▶ _Provided records_:
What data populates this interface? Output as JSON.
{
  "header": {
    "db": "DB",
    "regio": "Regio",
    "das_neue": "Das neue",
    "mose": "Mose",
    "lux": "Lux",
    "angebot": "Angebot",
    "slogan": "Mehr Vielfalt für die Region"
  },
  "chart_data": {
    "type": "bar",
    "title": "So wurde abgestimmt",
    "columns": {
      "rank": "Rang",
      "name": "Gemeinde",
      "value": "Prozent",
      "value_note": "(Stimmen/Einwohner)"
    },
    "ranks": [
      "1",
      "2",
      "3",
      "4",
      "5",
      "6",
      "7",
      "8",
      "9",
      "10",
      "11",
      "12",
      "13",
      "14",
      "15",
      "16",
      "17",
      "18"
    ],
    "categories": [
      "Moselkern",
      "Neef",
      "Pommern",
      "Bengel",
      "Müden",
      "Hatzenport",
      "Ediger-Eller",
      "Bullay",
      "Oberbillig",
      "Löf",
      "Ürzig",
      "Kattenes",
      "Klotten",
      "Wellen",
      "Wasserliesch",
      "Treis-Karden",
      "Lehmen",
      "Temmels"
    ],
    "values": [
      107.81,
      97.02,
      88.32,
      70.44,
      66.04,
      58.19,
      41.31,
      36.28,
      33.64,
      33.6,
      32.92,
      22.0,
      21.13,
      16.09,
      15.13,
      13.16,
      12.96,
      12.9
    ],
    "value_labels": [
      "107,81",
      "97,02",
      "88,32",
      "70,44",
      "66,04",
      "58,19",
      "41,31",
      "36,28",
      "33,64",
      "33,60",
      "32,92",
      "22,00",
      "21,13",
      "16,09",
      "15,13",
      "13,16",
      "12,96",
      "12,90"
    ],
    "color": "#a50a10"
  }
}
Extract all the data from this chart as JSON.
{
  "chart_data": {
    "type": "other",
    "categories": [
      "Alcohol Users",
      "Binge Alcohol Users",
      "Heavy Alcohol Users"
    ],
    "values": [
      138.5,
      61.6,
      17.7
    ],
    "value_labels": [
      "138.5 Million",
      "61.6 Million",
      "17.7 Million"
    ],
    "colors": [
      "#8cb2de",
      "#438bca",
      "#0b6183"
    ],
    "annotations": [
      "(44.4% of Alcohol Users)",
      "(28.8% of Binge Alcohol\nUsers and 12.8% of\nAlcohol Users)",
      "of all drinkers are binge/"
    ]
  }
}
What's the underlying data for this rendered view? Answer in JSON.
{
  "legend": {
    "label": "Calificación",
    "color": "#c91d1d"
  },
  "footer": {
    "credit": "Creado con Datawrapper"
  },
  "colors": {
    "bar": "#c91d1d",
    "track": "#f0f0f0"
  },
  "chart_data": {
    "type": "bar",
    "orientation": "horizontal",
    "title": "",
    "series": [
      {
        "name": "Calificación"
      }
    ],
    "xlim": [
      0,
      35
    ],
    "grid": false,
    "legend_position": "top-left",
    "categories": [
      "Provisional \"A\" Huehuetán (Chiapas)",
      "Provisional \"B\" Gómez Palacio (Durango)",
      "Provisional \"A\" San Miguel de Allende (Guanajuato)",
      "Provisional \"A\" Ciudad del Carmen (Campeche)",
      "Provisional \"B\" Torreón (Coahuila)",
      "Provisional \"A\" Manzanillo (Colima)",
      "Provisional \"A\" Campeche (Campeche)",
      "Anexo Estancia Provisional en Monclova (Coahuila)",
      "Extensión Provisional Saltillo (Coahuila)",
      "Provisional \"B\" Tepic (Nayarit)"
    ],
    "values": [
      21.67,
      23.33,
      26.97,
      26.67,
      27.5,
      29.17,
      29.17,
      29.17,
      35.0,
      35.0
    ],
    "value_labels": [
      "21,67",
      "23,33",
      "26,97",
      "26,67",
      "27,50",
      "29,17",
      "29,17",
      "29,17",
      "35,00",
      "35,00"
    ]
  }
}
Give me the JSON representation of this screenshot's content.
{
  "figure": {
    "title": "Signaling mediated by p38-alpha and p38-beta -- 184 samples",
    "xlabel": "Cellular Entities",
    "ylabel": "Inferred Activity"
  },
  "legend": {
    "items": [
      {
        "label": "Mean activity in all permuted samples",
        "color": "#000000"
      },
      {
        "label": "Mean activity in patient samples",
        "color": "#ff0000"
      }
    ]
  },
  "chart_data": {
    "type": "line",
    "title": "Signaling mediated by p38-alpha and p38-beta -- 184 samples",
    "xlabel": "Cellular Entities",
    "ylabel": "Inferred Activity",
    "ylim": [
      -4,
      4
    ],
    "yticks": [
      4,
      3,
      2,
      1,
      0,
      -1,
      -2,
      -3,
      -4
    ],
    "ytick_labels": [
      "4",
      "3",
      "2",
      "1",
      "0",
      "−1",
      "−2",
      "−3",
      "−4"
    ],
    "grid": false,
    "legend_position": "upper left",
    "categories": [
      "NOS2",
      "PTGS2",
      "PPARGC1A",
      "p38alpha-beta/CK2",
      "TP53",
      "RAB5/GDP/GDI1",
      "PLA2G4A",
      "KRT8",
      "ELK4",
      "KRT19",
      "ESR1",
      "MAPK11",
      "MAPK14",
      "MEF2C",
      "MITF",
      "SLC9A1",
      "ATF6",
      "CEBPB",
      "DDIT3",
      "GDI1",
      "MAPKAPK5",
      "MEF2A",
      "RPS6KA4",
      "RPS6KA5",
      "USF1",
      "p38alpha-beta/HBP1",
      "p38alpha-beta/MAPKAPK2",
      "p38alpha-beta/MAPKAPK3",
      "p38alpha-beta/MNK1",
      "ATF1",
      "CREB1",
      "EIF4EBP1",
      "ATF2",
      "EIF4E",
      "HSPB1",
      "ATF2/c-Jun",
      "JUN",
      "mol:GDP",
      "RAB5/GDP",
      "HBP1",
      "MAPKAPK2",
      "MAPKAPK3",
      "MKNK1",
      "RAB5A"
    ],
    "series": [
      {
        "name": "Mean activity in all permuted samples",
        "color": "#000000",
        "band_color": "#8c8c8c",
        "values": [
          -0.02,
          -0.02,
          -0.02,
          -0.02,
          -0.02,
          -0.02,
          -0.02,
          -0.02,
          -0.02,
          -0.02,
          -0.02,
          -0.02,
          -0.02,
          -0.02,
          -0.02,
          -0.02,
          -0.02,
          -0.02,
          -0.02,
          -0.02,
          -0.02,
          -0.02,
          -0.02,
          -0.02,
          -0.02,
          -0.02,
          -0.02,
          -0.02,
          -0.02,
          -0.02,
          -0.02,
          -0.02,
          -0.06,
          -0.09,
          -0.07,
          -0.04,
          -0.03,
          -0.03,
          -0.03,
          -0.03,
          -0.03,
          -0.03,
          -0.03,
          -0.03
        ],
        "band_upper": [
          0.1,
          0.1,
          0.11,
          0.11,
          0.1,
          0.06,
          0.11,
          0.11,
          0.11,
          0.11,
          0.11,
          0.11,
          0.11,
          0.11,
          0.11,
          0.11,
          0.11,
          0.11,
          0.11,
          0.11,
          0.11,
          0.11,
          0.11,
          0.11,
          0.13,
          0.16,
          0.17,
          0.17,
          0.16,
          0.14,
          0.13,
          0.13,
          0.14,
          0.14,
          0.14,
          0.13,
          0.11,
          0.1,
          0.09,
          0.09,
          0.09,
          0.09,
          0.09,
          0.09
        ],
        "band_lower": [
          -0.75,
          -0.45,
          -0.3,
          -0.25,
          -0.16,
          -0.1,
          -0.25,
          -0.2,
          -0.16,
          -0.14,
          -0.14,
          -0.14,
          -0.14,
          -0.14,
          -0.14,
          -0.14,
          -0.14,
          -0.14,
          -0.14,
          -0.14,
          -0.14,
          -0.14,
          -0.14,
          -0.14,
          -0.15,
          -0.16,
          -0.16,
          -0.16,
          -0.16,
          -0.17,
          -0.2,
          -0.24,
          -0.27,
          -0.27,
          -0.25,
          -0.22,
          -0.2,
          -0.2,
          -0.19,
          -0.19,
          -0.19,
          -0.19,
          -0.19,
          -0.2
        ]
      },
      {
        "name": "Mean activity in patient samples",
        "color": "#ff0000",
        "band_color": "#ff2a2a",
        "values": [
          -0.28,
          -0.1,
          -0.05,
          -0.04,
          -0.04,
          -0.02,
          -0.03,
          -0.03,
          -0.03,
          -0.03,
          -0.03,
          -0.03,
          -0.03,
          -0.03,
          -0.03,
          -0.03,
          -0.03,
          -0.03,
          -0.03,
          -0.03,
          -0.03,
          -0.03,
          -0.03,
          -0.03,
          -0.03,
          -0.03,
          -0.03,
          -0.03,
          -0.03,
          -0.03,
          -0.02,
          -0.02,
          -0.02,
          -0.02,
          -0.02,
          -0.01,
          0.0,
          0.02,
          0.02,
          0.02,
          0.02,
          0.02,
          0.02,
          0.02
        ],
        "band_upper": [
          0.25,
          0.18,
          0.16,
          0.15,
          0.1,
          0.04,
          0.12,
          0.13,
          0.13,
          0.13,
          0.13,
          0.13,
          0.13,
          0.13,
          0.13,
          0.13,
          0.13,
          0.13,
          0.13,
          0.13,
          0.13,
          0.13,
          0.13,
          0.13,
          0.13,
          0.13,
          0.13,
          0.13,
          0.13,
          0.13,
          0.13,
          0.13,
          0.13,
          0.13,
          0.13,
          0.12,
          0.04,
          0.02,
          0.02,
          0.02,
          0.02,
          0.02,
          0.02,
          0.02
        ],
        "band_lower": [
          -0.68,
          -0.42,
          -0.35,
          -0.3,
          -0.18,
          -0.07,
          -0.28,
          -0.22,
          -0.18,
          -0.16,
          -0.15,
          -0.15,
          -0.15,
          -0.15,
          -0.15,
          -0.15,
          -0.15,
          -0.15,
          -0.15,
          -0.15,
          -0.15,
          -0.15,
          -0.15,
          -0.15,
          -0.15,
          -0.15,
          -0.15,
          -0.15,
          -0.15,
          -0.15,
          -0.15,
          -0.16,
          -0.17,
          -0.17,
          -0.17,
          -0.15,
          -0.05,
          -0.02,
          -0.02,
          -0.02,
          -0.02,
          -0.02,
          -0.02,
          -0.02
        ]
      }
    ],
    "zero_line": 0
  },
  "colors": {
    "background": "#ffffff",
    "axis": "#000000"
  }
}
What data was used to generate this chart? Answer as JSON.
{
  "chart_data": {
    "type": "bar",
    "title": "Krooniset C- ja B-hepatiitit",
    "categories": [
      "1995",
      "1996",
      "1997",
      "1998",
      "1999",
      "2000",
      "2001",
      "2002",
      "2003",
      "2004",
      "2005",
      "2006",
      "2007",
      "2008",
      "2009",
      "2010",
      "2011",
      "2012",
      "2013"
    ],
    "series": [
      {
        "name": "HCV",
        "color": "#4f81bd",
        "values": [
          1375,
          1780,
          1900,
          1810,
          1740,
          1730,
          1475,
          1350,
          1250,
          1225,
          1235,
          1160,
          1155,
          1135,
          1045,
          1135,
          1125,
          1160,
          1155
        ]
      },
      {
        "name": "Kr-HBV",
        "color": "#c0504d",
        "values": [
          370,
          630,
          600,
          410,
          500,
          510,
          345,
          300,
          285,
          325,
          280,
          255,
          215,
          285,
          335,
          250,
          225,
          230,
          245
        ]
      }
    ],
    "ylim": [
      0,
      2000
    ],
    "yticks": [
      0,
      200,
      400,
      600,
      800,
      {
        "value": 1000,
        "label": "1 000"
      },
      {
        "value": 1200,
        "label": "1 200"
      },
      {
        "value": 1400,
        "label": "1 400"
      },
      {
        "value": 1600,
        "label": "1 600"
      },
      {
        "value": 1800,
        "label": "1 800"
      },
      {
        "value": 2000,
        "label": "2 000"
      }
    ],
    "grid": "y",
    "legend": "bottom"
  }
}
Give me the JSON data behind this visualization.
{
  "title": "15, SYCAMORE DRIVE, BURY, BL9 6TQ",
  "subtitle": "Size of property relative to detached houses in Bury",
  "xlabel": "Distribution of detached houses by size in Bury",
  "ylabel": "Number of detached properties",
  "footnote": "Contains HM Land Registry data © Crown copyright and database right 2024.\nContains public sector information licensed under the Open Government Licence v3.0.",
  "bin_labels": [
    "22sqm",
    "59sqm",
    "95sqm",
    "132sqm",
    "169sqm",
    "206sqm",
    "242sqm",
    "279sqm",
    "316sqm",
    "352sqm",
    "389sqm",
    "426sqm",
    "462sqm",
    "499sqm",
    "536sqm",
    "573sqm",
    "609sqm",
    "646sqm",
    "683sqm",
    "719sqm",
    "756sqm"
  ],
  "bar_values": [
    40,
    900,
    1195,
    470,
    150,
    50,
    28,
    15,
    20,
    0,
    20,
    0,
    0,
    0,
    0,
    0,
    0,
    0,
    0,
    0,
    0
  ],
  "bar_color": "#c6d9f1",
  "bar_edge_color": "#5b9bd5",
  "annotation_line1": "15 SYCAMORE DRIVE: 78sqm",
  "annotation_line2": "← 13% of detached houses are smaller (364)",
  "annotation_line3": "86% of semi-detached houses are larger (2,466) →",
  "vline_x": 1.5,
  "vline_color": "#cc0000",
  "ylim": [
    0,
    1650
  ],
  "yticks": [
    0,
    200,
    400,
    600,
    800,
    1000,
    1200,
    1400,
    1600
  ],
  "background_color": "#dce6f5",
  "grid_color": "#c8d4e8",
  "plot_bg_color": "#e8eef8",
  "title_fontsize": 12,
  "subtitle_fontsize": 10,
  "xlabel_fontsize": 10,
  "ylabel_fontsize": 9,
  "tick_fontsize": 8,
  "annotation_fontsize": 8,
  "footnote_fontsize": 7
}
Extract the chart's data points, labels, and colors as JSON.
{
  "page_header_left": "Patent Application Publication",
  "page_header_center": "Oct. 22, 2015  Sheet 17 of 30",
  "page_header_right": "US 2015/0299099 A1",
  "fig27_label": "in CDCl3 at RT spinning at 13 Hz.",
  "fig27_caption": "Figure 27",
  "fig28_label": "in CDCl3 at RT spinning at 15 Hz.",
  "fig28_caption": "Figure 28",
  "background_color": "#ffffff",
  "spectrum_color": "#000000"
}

▶ _Requirements_: Give exactly the lines from the one with "Extract the chart's" to the end of the entries, nothing before them.

▶ _Answer for this exercise_:
Extract the chart's data points, labels, and colors as JSON.
{
  "page_header_left": "Patent Application Publication",
  "page_header_center": "Oct. 22, 2015  Sheet 17 of 30",
  "page_header_right": "US 2015/0299099 A1",
  "fig27_label": "in CDCl3 at RT spinning at 13 Hz.",
  "fig27_caption": "Figure 27",
  "fig28_label": "in CDCl3 at RT spinning at 15 Hz.",
  "fig28_caption": "Figure 28",
  "background_color": "#ffffff",
  "spectrum_color": "#000000"
}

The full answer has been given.